◆ TASK A ◆
From the listing below, copy out the stretch from the line containing "start-button[interactable] [3, 458, 23, 478]" through the line containing "leggings-slot[interactable] [87, 181, 111, 201]", reproducing each line precisely and including both end lines.

◆ READING PASSAGE ◆
***
That’s because the Western Addition was at the center of a campaign to revitalize San Francisco in the 1950-60s. Thousands of Victorians in 27 blocks were demolished in favor of cinder block public housing in the name of urban renewal.

While it may be true that some of those 2,500 Victorians were decrepit and unsafe (there were quite a few that lacked running water and electricity), the loss of those homes is still being felt today. And that’s not just because the replacement buildings aren’t pretty. This “revitalization” blew apart the vibrant African American community that was centered in the Western Addition. Many of the families who were forced to leave were never able to return.

While it is possible to find some fantastic examples of Victorian architecture here (look near the Safeway on Webster, or along Broderick or Sutter) or those in the Beideman Place Historical District created by Enid Sales, it’s hard to miss the fact that the neighborhood feels a little bit like its soul has been pulled out.

Maybe that’s because at one time the Western Addition was also home to San Francisco’s Japanese community. When World War Two broke out, many of these citizens were interned and were never able to return. Though Japantown still exists, it’s many times smaller than it was in the late 1930s, and we think the concrete redevelopment of the area in the 1960s has stolen some of its charm.
***
◆ EXCERPTED RECORDS ◆
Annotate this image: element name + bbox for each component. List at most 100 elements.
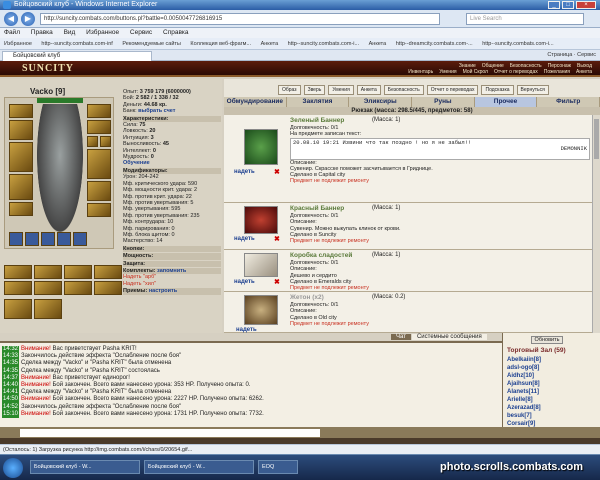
start-button[interactable] [3, 458, 23, 478]
chat-time[interactable]: 14:37 [2, 374, 20, 383]
search-input[interactable]: Live Search [466, 13, 584, 25]
chat-time[interactable]: 14:32 [2, 346, 20, 354]
tab-other[interactable]: Прочее [474, 97, 538, 107]
leggings-slot[interactable] [87, 181, 111, 201]
menu-tools[interactable]: Сервис [130, 29, 152, 36]
tab-filter[interactable]: Фильтр [537, 97, 600, 107]
favorite-link[interactable]: http--suncity.combats.com-i... [482, 41, 553, 47]
scroll-slot[interactable] [73, 232, 87, 246]
chat-time[interactable]: 14:41 [2, 389, 20, 397]
minimize-button[interactable]: _ [548, 1, 560, 9]
set-item-link[interactable]: Надеть "хил" [123, 281, 221, 287]
put-on-link[interactable]: надеть [234, 279, 255, 285]
tab-runes[interactable]: Руны [412, 97, 475, 107]
tab-chat[interactable]: Чат [391, 334, 411, 340]
tools-menu[interactable]: Сервис [577, 52, 596, 58]
return-button[interactable]: Вернуться [516, 85, 549, 95]
rune-slot[interactable] [34, 299, 62, 319]
item-name[interactable]: Жетон (x2) [290, 294, 324, 301]
rune-slot[interactable] [4, 265, 32, 279]
favorite-link[interactable]: Анкета [369, 41, 387, 47]
buttons-section[interactable]: Кнопки: [123, 245, 221, 253]
tactics-section[interactable]: Приемы: настроить [123, 288, 221, 295]
scroll-slot[interactable] [25, 232, 39, 246]
chat-time[interactable]: 14:35 [2, 367, 20, 375]
shield-slot[interactable] [87, 149, 111, 179]
maximize-button[interactable]: □ [562, 1, 574, 9]
rune-slot[interactable] [64, 265, 92, 279]
upgrade-link[interactable]: Обучение [123, 160, 221, 166]
chat-time[interactable]: 14:35 [2, 360, 20, 368]
earring-slot[interactable] [87, 104, 111, 118]
close-button[interactable]: × [576, 1, 596, 9]
game-menu-item[interactable]: Пожелания [544, 69, 570, 75]
scroll-slot[interactable] [9, 232, 23, 246]
menu-favorites[interactable]: Избранное [86, 29, 119, 36]
favorite-link[interactable]: http--suncity.combats.com-inf [41, 41, 112, 47]
hint-button[interactable]: Подсказка [481, 85, 514, 95]
security-button[interactable]: Безопасность [383, 85, 424, 95]
rune-slot[interactable] [4, 299, 32, 319]
put-on-link[interactable]: надеть [234, 169, 255, 175]
tab-equipment[interactable]: Обмундирование [224, 97, 287, 107]
user-item[interactable]: Azerazad[8] [507, 404, 541, 412]
rune-slot[interactable] [4, 281, 32, 295]
pet-button[interactable]: Зверь [303, 85, 326, 95]
game-menu-item[interactable]: Умения [439, 69, 456, 75]
refresh-button[interactable]: Обновить [531, 336, 563, 344]
delete-icon[interactable]: ✖ [274, 235, 280, 243]
favorite-link[interactable]: Анкета [261, 41, 279, 47]
url-input[interactable]: http://suncity.combats.com/buttons.pl?ba… [40, 13, 440, 25]
put-on-link[interactable]: надеть [234, 236, 255, 242]
armor-slot[interactable] [9, 174, 33, 200]
amulet-slot[interactable] [9, 120, 33, 140]
gloves-slot[interactable] [87, 120, 111, 134]
scroll-slot[interactable] [57, 232, 71, 246]
user-item[interactable]: Arielle[8] [507, 396, 541, 404]
weapon-slot[interactable] [9, 142, 33, 172]
favorite-link[interactable]: Рекомендуемые сайты [122, 41, 181, 47]
scrollbar[interactable] [592, 115, 600, 333]
menu-edit[interactable]: Правка [31, 29, 53, 36]
tab-system-messages[interactable]: Системные сообщения [411, 334, 487, 340]
chat-time[interactable]: 14:52 [2, 403, 20, 411]
user-item[interactable]: Alanets[11] [507, 388, 541, 396]
helmet-slot[interactable] [9, 104, 33, 118]
page-menu[interactable]: Страница [547, 52, 572, 58]
menu-view[interactable]: Вид [64, 29, 76, 36]
item-name[interactable]: Зеленый Баннер [290, 117, 344, 124]
power-section[interactable]: Мощность: [123, 253, 221, 260]
scroll-slot[interactable] [41, 232, 55, 246]
image-button[interactable]: Образ [278, 85, 301, 95]
game-menu-item[interactable]: Инвентарь [408, 69, 433, 75]
ring-slot[interactable] [100, 136, 111, 147]
rune-slot[interactable] [34, 281, 62, 295]
delete-icon[interactable]: ✖ [274, 168, 280, 176]
taskbar-item[interactable]: Бойцовский клуб - W... [30, 460, 140, 474]
configure-link[interactable]: настроить [149, 288, 177, 294]
tab-elixirs[interactable]: Эликсиры [349, 97, 413, 107]
skills-button[interactable]: Умения [328, 85, 354, 95]
taskbar-item[interactable]: EOQ [258, 460, 298, 474]
back-icon[interactable]: ◀ [4, 12, 18, 26]
favorite-link[interactable]: Коллекция веб-фрагм... [190, 41, 251, 47]
game-menu-item[interactable]: Анкета [576, 69, 592, 75]
scrollbar-thumb[interactable] [594, 119, 599, 159]
rune-slot[interactable] [34, 265, 62, 279]
profile-button[interactable]: Анкета [356, 85, 381, 95]
game-menu-item[interactable]: Отчет о переводах [494, 69, 538, 75]
tab-spells[interactable]: Заклятия [287, 97, 350, 107]
user-item[interactable]: adsl-ogo[8] [507, 364, 541, 372]
remember-set-link[interactable]: запомнить [157, 268, 186, 274]
rune-slot[interactable] [94, 281, 122, 295]
delete-icon[interactable]: ✖ [274, 278, 280, 286]
protection-section[interactable]: Защита: [123, 260, 221, 267]
put-on-link[interactable]: надеть [236, 327, 257, 333]
item-name[interactable]: Коробка сладостей [290, 252, 352, 259]
rune-slot[interactable] [64, 281, 92, 295]
chat-input[interactable] [20, 429, 320, 437]
chat-time[interactable]: 14:33 [2, 353, 20, 361]
belt-slot[interactable] [9, 202, 33, 216]
chat-time[interactable]: 15:10 [2, 410, 20, 419]
item-name[interactable]: Красный Баннер [290, 205, 344, 212]
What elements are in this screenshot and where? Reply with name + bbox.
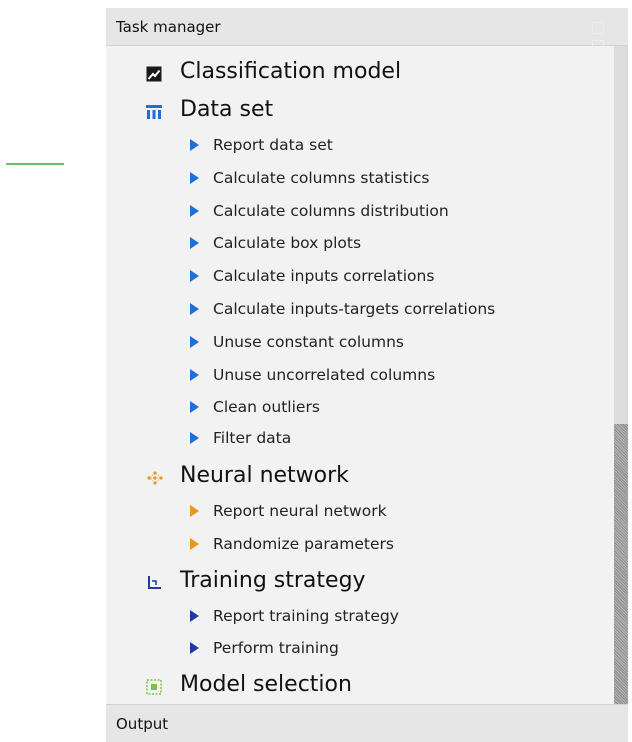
play-arrow-icon xyxy=(190,172,199,184)
play-arrow-icon xyxy=(190,205,199,217)
output-panel-header[interactable]: Output xyxy=(106,704,628,742)
float-icon[interactable] xyxy=(592,22,604,34)
task-manager-header[interactable]: Task manager xyxy=(106,8,628,52)
task-label: Calculate inputs correlations xyxy=(213,267,435,285)
category-label: Training strategy xyxy=(180,567,366,593)
play-arrow-icon xyxy=(190,401,199,413)
play-arrow-icon xyxy=(190,505,199,517)
category-label: Classification model xyxy=(180,58,402,84)
output-title: Output xyxy=(116,714,169,733)
task-label: Report training strategy xyxy=(213,607,399,625)
network-icon xyxy=(146,467,163,485)
task-label: Calculate columns statistics xyxy=(213,169,430,187)
category-label: Data set xyxy=(180,96,274,122)
play-arrow-icon xyxy=(190,432,199,444)
play-arrow-icon xyxy=(190,139,199,151)
axes-icon xyxy=(146,572,162,589)
play-arrow-icon xyxy=(190,642,199,654)
task-label: Unuse uncorrelated columns xyxy=(213,366,436,384)
task-label: Unuse constant columns xyxy=(213,333,404,351)
play-arrow-icon xyxy=(190,237,199,249)
task-tree: Classification model Data set Report dat… xyxy=(106,46,614,704)
task-label: Report data set xyxy=(213,136,333,154)
play-arrow-icon xyxy=(190,336,199,348)
play-arrow-icon xyxy=(190,369,199,381)
scrollbar-thumb[interactable] xyxy=(614,424,628,704)
task-label: Clean outliers xyxy=(213,398,320,416)
left-workspace xyxy=(0,0,106,742)
task-label: Report neural network xyxy=(213,502,387,520)
task-label: Calculate box plots xyxy=(213,234,362,252)
panel-title: Task manager xyxy=(116,17,221,36)
category-label: Neural network xyxy=(180,462,349,488)
play-arrow-icon xyxy=(190,303,199,315)
selection-square-icon xyxy=(146,676,162,695)
play-arrow-icon xyxy=(190,270,199,282)
play-arrow-icon xyxy=(190,538,199,550)
task-label: Perform training xyxy=(213,639,339,657)
task-label: Randomize parameters xyxy=(213,535,394,553)
category-label: Model selection xyxy=(180,671,352,697)
task-label: Calculate columns distribution xyxy=(213,202,449,220)
vertical-scrollbar[interactable] xyxy=(614,46,628,704)
header-controls xyxy=(588,20,618,52)
table-icon xyxy=(146,101,162,119)
connector-line xyxy=(6,163,64,165)
play-arrow-icon xyxy=(190,610,199,622)
chart-square-icon xyxy=(146,63,162,82)
task-label: Calculate inputs-targets correlations xyxy=(213,300,496,318)
task-label: Filter data xyxy=(213,429,292,447)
***
◆ TASK B ◆
Render into Spanish this sentence from the passage on the Western Addition: "Many of the families who were forced to leave were never able to return."

◆ TASK ANSWER A ◆
start-button[interactable] [3, 458, 23, 478]
chat-time[interactable]: 14:37 [2, 374, 20, 383]
search-input[interactable]: Live Search [466, 13, 584, 25]
chat-time[interactable]: 14:32 [2, 346, 20, 354]
tab-other[interactable]: Прочее [474, 97, 538, 107]
leggings-slot[interactable] [87, 181, 111, 201]

◆ TASK ANSWER B ◆
Muchas de las familias que se vieron obligadas a marcharse nunca pudieron regresar.